[What is needed]
Where does the string "brevemente" appear? Copy every line of the entries below that holds it.
━━━━━ Records for the exercise ━━━━━
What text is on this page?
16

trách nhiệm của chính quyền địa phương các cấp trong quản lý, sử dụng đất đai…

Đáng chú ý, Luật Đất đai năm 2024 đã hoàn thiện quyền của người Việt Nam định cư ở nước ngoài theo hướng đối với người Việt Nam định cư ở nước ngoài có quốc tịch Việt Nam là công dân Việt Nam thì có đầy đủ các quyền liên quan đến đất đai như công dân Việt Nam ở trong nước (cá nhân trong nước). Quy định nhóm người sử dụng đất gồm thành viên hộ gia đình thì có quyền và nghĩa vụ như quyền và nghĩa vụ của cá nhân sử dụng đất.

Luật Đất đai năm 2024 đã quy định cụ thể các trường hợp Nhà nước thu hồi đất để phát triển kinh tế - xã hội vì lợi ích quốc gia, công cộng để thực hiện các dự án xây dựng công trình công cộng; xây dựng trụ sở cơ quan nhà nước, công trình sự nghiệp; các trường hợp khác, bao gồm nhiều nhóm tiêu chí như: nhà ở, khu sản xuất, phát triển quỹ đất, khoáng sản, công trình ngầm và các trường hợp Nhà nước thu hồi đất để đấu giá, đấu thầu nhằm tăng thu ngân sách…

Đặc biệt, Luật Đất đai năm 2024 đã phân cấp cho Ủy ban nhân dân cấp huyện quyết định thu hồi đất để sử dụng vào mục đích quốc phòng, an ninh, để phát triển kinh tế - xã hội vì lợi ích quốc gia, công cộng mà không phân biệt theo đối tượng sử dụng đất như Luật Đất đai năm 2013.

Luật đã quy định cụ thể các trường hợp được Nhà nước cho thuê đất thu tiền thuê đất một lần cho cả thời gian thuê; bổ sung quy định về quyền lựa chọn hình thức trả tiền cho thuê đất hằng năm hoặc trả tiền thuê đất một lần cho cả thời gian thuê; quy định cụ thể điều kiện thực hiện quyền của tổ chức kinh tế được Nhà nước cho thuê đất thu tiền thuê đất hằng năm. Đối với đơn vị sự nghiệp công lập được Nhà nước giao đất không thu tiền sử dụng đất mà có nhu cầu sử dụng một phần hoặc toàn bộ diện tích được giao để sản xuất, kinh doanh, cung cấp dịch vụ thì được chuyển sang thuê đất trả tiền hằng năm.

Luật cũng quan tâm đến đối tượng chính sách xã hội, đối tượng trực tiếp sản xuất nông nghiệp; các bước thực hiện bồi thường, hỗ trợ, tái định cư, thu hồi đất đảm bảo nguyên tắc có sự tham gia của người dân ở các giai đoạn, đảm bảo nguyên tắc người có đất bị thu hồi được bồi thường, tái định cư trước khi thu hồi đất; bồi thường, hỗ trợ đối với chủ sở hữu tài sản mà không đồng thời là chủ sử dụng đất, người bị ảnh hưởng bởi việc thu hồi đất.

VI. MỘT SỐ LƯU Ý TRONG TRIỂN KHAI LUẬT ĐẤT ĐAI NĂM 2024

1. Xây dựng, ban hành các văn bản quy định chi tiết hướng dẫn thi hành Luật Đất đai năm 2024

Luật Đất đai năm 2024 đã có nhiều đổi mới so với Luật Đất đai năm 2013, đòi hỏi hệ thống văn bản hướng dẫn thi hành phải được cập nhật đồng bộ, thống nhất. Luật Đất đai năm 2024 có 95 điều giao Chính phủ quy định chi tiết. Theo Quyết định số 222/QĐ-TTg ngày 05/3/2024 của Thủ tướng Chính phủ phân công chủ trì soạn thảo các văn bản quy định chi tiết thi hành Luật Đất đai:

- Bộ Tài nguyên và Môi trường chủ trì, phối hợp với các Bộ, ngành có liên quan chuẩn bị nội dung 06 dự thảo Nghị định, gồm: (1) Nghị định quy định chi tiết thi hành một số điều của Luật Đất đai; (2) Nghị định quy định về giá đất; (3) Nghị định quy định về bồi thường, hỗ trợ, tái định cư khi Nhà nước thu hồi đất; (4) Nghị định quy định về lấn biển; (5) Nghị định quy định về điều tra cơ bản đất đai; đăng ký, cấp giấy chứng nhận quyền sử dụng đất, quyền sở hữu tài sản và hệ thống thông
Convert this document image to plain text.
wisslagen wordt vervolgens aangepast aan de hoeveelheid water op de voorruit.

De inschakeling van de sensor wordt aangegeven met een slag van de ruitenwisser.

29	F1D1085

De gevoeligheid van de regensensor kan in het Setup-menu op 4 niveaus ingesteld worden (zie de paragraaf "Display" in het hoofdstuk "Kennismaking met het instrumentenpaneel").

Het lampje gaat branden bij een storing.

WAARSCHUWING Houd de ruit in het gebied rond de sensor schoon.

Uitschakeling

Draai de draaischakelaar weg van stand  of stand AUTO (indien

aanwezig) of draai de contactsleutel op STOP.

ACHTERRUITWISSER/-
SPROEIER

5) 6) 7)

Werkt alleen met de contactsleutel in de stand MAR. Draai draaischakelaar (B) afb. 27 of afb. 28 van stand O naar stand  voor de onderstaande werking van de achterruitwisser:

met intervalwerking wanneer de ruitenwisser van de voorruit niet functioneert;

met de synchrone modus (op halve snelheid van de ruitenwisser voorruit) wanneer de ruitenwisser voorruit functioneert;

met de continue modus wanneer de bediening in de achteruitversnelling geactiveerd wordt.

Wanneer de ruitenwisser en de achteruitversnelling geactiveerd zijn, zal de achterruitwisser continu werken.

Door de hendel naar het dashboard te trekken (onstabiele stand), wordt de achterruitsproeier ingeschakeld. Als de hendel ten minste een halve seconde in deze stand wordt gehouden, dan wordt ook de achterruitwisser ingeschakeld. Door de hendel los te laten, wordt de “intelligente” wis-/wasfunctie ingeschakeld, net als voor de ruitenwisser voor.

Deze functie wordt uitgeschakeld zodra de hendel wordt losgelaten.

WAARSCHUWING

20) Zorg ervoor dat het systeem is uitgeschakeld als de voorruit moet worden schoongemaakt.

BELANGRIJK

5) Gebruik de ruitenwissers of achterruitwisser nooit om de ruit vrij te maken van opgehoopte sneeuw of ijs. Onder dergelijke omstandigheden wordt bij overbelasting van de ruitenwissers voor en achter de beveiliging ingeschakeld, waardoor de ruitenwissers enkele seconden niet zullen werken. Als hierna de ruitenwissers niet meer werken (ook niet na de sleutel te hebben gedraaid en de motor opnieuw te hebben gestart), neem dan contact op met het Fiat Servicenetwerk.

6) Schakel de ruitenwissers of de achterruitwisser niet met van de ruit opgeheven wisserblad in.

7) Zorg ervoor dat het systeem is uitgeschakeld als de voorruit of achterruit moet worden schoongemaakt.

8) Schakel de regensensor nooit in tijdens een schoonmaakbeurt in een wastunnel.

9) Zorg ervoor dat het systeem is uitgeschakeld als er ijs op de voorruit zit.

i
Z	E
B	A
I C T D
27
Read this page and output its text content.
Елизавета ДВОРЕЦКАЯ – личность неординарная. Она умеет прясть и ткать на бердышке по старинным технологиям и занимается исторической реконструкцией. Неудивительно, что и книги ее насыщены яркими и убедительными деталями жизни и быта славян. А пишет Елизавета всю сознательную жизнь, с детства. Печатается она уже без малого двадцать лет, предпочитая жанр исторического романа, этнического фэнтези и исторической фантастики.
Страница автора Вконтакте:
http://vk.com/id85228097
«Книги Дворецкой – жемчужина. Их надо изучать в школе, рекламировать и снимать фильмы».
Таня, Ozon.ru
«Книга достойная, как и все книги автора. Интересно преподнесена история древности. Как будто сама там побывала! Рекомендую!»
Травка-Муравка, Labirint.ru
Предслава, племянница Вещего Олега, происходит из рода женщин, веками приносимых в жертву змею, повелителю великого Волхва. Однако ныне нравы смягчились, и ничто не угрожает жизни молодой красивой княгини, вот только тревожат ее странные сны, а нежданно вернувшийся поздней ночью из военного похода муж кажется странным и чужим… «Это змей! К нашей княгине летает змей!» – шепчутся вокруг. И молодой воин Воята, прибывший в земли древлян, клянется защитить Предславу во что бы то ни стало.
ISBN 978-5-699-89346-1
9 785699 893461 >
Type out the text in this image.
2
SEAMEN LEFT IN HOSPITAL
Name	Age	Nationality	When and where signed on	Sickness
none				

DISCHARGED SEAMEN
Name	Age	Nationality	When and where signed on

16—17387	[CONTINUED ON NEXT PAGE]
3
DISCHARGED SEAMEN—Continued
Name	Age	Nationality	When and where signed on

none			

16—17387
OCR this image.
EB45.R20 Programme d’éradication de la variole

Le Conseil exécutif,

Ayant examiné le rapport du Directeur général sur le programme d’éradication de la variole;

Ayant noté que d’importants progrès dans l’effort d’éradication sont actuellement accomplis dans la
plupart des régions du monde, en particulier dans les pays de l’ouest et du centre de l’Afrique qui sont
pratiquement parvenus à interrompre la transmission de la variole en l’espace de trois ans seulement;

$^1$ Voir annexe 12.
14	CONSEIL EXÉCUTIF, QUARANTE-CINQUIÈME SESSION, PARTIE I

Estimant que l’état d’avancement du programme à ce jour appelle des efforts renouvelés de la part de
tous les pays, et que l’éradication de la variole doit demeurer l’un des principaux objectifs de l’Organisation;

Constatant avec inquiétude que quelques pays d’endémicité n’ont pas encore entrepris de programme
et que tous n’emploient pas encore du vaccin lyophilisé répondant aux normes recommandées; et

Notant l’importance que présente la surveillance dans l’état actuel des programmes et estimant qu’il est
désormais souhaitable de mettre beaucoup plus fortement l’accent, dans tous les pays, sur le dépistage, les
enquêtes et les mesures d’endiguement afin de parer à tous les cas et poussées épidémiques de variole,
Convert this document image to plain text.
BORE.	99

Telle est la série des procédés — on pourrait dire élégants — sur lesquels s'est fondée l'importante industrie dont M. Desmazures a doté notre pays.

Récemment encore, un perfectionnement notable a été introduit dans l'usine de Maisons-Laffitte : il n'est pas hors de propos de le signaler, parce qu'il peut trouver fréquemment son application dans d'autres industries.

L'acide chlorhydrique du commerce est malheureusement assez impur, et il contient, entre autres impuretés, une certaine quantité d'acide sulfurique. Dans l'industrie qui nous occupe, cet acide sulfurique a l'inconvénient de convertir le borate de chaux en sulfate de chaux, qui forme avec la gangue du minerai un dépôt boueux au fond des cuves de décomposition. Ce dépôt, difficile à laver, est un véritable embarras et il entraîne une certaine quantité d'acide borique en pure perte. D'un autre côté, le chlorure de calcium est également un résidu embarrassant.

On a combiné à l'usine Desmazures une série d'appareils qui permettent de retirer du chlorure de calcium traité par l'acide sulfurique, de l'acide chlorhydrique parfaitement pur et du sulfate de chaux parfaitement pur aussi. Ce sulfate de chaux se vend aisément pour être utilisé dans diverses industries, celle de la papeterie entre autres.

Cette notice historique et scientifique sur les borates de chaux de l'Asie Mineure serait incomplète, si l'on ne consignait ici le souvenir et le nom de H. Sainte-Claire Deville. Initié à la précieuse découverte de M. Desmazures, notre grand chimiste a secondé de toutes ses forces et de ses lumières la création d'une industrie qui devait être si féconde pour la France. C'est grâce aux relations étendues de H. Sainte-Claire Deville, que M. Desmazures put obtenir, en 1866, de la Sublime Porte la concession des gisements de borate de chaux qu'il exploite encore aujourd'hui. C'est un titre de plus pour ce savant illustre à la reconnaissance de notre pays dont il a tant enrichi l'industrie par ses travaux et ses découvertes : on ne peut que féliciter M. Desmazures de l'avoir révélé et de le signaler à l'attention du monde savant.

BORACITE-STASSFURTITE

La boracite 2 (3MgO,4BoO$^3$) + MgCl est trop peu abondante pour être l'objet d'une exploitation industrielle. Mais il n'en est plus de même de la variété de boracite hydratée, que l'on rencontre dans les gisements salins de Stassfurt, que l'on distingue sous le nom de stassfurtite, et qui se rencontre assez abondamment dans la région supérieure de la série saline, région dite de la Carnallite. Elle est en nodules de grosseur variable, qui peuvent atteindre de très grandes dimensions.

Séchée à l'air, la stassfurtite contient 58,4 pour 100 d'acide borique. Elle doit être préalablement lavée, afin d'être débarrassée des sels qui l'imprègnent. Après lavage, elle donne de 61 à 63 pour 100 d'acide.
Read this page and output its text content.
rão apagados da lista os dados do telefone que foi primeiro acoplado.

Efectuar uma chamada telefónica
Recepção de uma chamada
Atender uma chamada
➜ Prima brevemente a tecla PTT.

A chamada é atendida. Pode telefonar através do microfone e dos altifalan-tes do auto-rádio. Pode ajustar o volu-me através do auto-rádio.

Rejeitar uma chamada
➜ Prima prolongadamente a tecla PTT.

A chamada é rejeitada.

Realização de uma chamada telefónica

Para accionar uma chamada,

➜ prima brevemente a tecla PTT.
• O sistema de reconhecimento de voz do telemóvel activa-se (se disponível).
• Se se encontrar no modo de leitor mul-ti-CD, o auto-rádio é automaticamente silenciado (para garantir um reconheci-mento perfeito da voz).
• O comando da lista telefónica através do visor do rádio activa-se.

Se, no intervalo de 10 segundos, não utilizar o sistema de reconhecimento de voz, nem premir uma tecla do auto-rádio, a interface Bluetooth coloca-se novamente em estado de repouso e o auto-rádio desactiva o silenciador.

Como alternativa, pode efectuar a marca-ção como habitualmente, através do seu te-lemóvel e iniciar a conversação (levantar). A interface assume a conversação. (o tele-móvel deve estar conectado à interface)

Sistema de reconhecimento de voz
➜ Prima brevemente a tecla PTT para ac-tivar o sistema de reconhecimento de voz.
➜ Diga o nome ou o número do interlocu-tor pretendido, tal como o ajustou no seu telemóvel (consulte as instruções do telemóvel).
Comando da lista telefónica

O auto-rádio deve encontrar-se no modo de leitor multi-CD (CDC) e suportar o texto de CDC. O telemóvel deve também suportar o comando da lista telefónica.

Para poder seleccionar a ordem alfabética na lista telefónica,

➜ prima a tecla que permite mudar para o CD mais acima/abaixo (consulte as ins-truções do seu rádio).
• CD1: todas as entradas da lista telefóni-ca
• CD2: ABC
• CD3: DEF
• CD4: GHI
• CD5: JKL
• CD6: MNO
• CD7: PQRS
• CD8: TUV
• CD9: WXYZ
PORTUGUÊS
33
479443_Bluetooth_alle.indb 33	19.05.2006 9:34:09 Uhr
━━━━━
[Finished answer]
➜ Prima brevemente a tecla PTT.
➜ prima brevemente a tecla PTT.
➜ Prima brevemente a tecla PTT para ac-tivar o sistema de reconhecimento de voz.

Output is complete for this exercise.